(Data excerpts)
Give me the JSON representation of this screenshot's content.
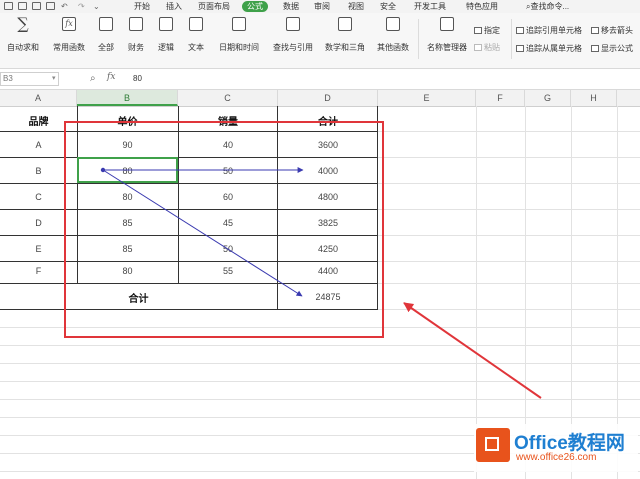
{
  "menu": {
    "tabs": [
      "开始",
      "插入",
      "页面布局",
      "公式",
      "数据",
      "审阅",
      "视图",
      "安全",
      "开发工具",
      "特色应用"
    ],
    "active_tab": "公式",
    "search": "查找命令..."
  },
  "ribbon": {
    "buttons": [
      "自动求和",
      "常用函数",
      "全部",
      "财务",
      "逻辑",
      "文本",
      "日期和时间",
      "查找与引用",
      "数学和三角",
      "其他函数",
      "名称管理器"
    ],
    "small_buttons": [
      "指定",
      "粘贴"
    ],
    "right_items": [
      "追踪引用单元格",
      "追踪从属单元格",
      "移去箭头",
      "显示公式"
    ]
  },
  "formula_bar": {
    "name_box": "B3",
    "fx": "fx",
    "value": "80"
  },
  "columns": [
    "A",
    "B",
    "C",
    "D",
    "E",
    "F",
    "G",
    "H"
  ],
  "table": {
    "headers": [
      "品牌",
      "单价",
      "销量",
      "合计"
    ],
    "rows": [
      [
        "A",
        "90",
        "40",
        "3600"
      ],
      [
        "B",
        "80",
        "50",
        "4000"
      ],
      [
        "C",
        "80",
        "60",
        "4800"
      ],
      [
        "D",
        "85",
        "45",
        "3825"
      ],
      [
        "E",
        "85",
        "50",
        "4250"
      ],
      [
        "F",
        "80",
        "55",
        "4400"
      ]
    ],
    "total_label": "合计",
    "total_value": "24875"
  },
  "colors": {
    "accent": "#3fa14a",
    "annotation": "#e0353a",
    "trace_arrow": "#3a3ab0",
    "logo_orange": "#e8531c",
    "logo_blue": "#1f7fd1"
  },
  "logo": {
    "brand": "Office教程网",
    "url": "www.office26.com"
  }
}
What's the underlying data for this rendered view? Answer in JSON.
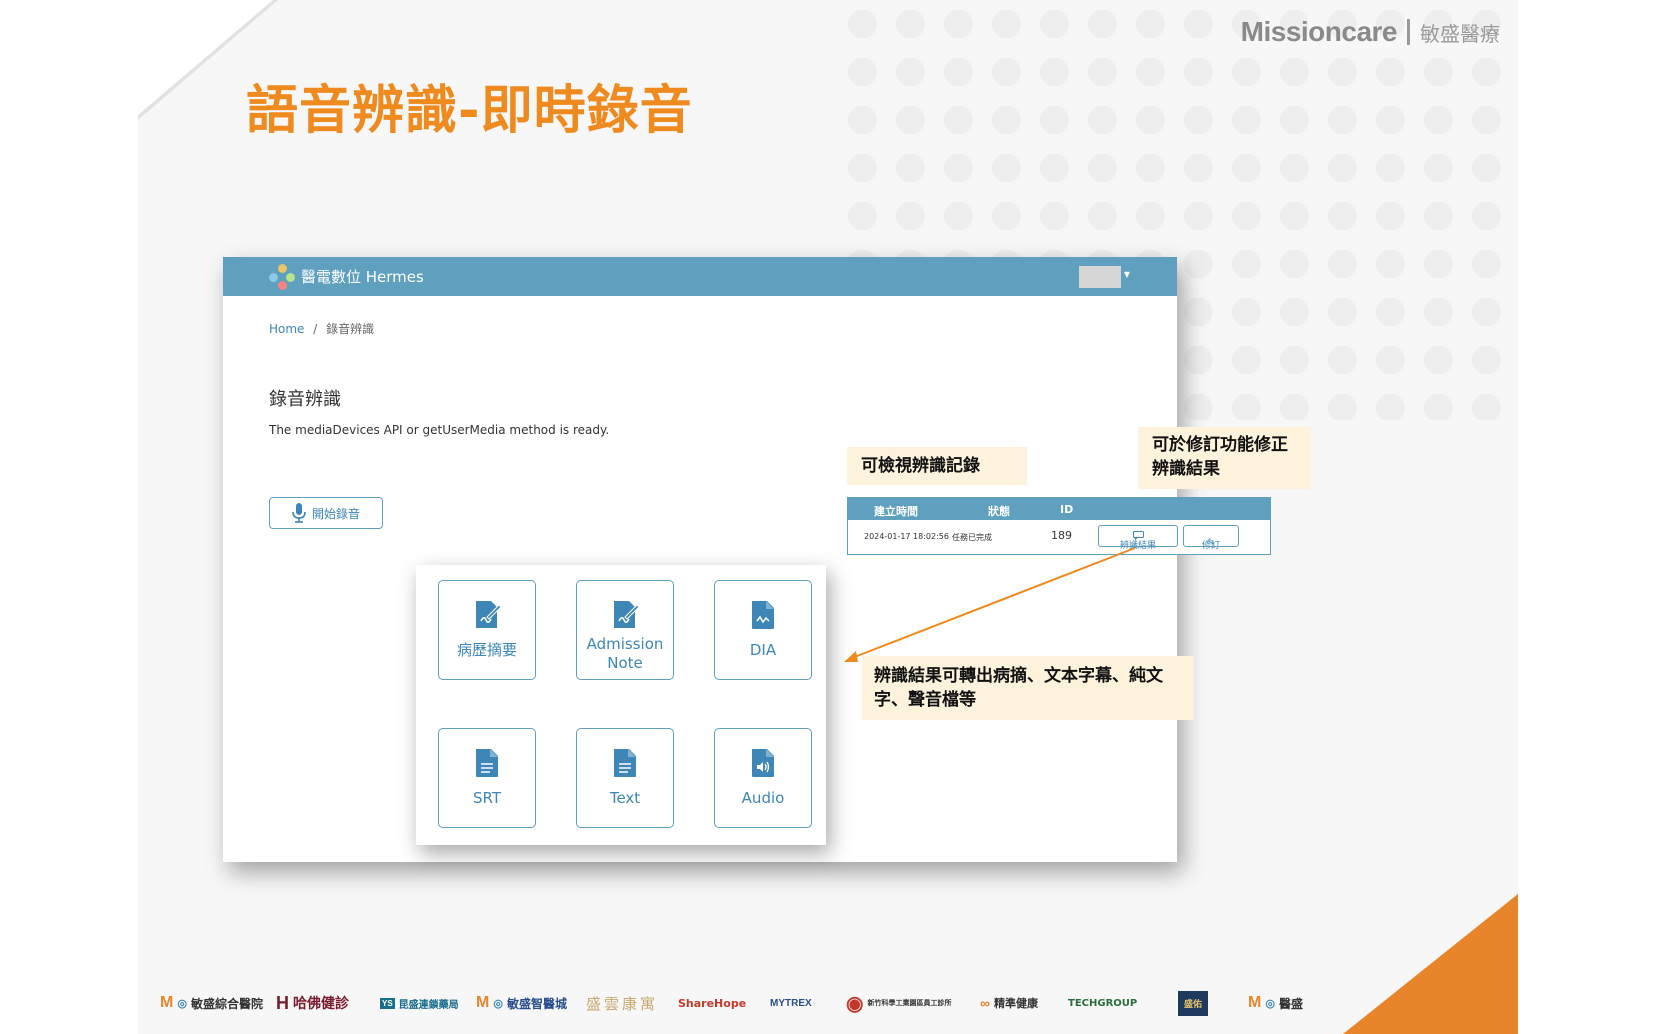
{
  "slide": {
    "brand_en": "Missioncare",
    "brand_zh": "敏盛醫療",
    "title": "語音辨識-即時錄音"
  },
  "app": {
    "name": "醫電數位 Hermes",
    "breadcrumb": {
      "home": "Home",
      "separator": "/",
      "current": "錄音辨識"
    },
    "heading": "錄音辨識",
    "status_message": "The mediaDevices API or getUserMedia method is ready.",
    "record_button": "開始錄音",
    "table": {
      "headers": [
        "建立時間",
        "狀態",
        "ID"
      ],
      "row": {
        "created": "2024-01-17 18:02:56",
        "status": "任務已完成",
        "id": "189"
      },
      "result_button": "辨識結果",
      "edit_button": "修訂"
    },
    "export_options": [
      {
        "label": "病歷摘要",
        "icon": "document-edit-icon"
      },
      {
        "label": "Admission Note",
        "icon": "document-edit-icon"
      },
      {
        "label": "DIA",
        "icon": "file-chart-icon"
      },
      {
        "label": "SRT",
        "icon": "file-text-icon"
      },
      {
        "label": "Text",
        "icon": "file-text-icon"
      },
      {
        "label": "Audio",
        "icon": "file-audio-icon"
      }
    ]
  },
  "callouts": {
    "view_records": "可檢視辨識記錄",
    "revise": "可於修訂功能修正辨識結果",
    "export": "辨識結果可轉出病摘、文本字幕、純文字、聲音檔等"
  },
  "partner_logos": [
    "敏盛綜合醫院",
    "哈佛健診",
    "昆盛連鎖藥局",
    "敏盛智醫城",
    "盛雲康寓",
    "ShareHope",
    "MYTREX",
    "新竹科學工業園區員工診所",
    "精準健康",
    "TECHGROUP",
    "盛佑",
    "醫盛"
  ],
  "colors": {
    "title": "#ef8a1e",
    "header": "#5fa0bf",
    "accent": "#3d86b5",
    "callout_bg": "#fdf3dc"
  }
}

● **INSTRUCTIONS TO FOLLOW**
Restate the full listing verbatim and drop every picture.

● **EXPECTED OUTPUT**
Give me the JSON representation of this screenshot's content.
{
  "menu": {
    "tabs": [
      "开始",
      "插入",
      "页面布局",
      "公式",
      "数据",
      "审阅",
      "视图",
      "安全",
      "开发工具",
      "特色应用"
    ],
    "active_tab": "公式",
    "search": "查找命令..."
  },
  "ribbon": {
    "buttons": [
      "自动求和",
      "常用函数",
      "全部",
      "财务",
      "逻辑",
      "文本",
      "日期和时间",
      "查找与引用",
      "数学和三角",
      "其他函数",
      "名称管理器"
    ],
    "small_buttons": [
      "指定",
      "粘贴"
    ],
    "right_items": [
      "追踪引用单元格",
      "追踪从属单元格",
      "移去箭头",
      "显示公式"
    ]
  },
  "formula_bar": {
    "name_box": "B3",
    "fx": "fx",
    "value": "80"
  },
  "columns": [
    "A",
    "B",
    "C",
    "D",
    "E",
    "F",
    "G",
    "H"
  ],
  "table": {
    "headers": [
      "品牌",
      "单价",
      "销量",
      "合计"
    ],
    "rows": [
      [
        "A",
        "90",
        "40",
        "3600"
      ],
      [
        "B",
        "80",
        "50",
        "4000"
      ],
      [
        "C",
        "80",
        "60",
        "4800"
      ],
      [
        "D",
        "85",
        "45",
        "3825"
      ],
      [
        "E",
        "85",
        "50",
        "4250"
      ],
      [
        "F",
        "80",
        "55",
        "4400"
      ]
    ],
    "total_label": "合计",
    "total_value": "24875"
  },
  "colors": {
    "accent": "#3fa14a",
    "annotation": "#e0353a",
    "trace_arrow": "#3a3ab0",
    "logo_orange": "#e8531c",
    "logo_blue": "#1f7fd1"
  },
  "logo": {
    "brand": "Office教程网",
    "url": "www.office26.com"
  }
}
What's the underlying data for this rendered view? Answer in JSON.
{
  "slide": {
    "brand_en": "Missioncare",
    "brand_zh": "敏盛醫療",
    "title": "語音辨識-即時錄音"
  },
  "app": {
    "name": "醫電數位 Hermes",
    "breadcrumb": {
      "home": "Home",
      "separator": "/",
      "current": "錄音辨識"
    },
    "heading": "錄音辨識",
    "status_message": "The mediaDevices API or getUserMedia method is ready.",
    "record_button": "開始錄音",
    "table": {
      "headers": [
        "建立時間",
        "狀態",
        "ID"
      ],
      "row": {
        "created": "2024-01-17 18:02:56",
        "status": "任務已完成",
        "id": "189"
      },
      "result_button": "辨識結果",
      "edit_button": "修訂"
    },
    "export_options": [
      {
        "label": "病歷摘要",
        "icon": "document-edit-icon"
      },
      {
        "label": "Admission Note",
        "icon": "document-edit-icon"
      },
      {
        "label": "DIA",
        "icon": "file-chart-icon"
      },
      {
        "label": "SRT",
        "icon": "file-text-icon"
      },
      {
        "label": "Text",
        "icon": "file-text-icon"
      },
      {
        "label": "Audio",
        "icon": "file-audio-icon"
      }
    ]
  },
  "callouts": {
    "view_records": "可檢視辨識記錄",
    "revise": "可於修訂功能修正辨識結果",
    "export": "辨識結果可轉出病摘、文本字幕、純文字、聲音檔等"
  },
  "partner_logos": [
    "敏盛綜合醫院",
    "哈佛健診",
    "昆盛連鎖藥局",
    "敏盛智醫城",
    "盛雲康寓",
    "ShareHope",
    "MYTREX",
    "新竹科學工業園區員工診所",
    "精準健康",
    "TECHGROUP",
    "盛佑",
    "醫盛"
  ],
  "colors": {
    "title": "#ef8a1e",
    "header": "#5fa0bf",
    "accent": "#3d86b5",
    "callout_bg": "#fdf3dc"
  }
}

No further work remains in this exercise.